Exercise task:
Find every line in the records below that contains the word "xlabel", and copy each such line.

Material provided:
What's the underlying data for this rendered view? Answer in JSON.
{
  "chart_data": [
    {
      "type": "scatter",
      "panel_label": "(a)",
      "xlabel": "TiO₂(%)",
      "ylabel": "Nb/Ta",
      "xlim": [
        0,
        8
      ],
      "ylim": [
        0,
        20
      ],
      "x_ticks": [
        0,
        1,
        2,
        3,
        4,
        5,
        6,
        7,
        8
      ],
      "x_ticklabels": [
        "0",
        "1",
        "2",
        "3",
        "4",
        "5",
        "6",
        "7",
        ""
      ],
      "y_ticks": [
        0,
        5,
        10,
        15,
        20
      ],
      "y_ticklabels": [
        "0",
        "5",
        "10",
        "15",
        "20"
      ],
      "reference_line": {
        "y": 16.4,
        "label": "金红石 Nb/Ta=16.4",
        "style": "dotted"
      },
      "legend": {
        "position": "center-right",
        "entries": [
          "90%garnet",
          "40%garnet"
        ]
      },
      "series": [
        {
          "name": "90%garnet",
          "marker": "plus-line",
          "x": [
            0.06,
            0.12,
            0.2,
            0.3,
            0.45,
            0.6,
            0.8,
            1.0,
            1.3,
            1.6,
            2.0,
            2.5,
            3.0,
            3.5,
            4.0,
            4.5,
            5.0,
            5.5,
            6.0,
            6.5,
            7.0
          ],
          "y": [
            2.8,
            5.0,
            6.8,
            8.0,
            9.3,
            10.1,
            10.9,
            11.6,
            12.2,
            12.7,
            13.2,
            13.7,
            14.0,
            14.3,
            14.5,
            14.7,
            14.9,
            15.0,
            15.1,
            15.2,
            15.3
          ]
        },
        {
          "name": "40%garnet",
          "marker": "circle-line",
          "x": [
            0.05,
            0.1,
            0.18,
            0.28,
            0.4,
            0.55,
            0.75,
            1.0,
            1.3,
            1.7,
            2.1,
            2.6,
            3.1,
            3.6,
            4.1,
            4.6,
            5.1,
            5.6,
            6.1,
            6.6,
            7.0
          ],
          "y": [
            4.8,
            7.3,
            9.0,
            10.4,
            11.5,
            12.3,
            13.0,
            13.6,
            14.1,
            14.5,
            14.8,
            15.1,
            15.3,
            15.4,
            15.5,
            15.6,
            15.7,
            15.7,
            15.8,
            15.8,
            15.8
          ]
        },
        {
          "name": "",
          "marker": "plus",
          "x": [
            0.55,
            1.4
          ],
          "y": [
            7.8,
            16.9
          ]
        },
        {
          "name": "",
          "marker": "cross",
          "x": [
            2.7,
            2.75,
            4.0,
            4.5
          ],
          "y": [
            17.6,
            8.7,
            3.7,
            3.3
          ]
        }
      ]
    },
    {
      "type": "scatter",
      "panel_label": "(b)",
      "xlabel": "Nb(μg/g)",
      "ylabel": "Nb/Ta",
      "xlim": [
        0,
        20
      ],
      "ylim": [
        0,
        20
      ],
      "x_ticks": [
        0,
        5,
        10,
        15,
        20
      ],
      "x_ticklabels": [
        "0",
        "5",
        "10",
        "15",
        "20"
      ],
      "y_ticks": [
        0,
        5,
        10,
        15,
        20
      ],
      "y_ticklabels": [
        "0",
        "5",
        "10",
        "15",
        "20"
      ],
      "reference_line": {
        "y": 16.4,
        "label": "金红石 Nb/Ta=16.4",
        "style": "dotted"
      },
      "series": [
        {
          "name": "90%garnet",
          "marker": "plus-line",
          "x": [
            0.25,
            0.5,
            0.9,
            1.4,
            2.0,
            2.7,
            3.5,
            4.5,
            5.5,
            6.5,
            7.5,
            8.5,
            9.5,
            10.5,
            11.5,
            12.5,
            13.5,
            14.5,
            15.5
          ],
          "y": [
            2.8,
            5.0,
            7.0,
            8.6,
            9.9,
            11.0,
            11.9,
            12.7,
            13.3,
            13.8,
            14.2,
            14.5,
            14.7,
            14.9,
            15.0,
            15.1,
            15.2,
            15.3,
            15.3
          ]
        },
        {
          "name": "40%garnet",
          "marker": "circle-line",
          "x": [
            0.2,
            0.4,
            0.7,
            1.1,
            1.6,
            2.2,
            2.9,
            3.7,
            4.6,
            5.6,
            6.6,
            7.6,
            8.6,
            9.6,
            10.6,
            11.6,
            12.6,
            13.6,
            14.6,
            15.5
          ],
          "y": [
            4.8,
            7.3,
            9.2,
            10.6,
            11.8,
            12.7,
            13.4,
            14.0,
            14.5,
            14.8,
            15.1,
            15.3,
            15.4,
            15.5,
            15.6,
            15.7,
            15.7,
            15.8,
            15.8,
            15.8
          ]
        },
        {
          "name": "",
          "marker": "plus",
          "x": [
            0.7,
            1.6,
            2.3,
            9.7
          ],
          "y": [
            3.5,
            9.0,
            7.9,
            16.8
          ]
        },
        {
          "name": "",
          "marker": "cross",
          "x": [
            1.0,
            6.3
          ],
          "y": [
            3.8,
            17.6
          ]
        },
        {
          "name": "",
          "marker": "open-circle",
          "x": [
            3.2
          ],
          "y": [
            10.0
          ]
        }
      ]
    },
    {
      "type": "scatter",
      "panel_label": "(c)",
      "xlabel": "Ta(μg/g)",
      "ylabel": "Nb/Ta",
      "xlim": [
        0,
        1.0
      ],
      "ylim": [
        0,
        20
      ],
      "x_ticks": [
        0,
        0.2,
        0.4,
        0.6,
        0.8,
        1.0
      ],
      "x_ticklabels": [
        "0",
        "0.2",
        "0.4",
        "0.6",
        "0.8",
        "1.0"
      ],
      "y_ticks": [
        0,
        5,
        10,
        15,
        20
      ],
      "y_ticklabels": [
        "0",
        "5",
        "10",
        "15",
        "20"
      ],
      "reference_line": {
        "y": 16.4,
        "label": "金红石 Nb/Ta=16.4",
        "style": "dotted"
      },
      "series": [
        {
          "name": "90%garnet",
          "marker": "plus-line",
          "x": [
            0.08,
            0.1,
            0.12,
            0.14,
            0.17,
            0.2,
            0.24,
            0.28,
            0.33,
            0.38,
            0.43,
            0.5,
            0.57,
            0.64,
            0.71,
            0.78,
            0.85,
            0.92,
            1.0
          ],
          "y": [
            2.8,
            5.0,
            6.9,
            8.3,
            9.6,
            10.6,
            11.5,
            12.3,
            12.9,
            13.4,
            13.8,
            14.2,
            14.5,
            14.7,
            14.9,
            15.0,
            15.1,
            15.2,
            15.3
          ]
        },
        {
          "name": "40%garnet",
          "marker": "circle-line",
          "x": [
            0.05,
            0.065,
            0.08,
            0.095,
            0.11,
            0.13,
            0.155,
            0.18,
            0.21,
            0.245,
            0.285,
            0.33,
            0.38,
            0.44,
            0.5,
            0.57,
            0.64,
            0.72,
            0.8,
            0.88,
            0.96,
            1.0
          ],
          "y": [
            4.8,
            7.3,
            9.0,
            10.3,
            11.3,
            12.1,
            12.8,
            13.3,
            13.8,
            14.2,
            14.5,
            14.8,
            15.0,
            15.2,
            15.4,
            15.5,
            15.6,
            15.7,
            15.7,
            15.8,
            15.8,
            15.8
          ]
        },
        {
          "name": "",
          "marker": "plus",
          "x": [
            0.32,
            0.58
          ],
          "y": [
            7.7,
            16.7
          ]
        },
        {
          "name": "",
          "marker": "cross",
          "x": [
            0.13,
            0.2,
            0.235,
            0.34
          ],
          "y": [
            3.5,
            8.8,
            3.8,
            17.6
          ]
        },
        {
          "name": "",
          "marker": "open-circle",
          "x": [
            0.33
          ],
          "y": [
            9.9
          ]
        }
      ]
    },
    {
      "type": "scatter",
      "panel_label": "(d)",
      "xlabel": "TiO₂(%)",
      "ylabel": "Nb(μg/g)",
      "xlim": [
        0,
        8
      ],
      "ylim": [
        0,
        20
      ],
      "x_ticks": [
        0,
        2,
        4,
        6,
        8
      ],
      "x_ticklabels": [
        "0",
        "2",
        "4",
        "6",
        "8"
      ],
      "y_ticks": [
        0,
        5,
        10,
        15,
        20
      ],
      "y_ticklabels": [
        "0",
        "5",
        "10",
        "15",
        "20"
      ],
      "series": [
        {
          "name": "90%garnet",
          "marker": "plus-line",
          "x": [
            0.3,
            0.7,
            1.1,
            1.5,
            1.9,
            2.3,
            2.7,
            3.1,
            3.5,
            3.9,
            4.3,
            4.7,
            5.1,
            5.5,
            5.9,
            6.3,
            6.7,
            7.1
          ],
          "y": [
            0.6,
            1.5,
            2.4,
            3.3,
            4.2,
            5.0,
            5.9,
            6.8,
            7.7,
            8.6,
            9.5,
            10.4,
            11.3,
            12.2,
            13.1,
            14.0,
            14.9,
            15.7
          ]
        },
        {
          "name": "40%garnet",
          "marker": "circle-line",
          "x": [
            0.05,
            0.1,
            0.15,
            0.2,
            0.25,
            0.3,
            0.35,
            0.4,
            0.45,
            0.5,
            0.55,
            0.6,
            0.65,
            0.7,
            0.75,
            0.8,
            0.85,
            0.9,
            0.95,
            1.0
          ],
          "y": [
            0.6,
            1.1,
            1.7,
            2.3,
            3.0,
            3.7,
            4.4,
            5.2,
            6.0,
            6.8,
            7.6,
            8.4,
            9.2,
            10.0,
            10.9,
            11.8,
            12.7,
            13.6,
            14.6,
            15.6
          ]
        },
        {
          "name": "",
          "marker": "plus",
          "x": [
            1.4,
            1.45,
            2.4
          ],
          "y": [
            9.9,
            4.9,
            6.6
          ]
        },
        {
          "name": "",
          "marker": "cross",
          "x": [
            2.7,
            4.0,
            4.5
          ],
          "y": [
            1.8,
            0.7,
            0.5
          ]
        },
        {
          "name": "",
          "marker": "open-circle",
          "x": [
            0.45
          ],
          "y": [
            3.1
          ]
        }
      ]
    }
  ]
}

Expected output:
      "xlabel": "TiO₂(%)",
      "xlabel": "Nb(μg/g)",
      "xlabel": "Ta(μg/g)",
      "xlabel": "TiO₂(%)",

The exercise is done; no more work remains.